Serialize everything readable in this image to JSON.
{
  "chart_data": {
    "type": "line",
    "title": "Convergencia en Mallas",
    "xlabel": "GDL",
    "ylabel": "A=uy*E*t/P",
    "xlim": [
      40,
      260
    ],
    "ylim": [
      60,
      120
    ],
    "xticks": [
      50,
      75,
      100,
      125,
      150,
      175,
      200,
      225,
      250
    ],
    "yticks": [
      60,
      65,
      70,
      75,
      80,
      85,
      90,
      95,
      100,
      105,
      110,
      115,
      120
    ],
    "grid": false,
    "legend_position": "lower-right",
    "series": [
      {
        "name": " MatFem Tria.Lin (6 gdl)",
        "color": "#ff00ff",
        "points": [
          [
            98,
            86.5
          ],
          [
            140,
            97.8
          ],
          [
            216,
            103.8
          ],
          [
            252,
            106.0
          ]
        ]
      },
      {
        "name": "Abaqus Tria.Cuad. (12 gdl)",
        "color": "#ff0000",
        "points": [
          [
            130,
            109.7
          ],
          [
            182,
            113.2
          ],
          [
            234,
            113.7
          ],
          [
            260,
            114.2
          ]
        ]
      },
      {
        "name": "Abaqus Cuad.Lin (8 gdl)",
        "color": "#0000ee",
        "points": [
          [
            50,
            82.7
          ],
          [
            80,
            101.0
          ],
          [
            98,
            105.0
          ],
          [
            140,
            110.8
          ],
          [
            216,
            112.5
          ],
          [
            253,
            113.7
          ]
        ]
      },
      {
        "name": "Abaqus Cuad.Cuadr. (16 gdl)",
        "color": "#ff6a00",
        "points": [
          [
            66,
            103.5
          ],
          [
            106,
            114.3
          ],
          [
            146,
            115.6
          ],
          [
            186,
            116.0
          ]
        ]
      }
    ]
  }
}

TASK INSTRUCTIONS
Copy out each line of the records that holds the string "name".

ANSWER FOR THE TASK
        "name": " MatFem Tria.Lin (6 gdl)",
        "name": "Abaqus Tria.Cuad. (12 gdl)",
        "name": "Abaqus Cuad.Lin (8 gdl)",
        "name": "Abaqus Cuad.Cuadr. (16 gdl)",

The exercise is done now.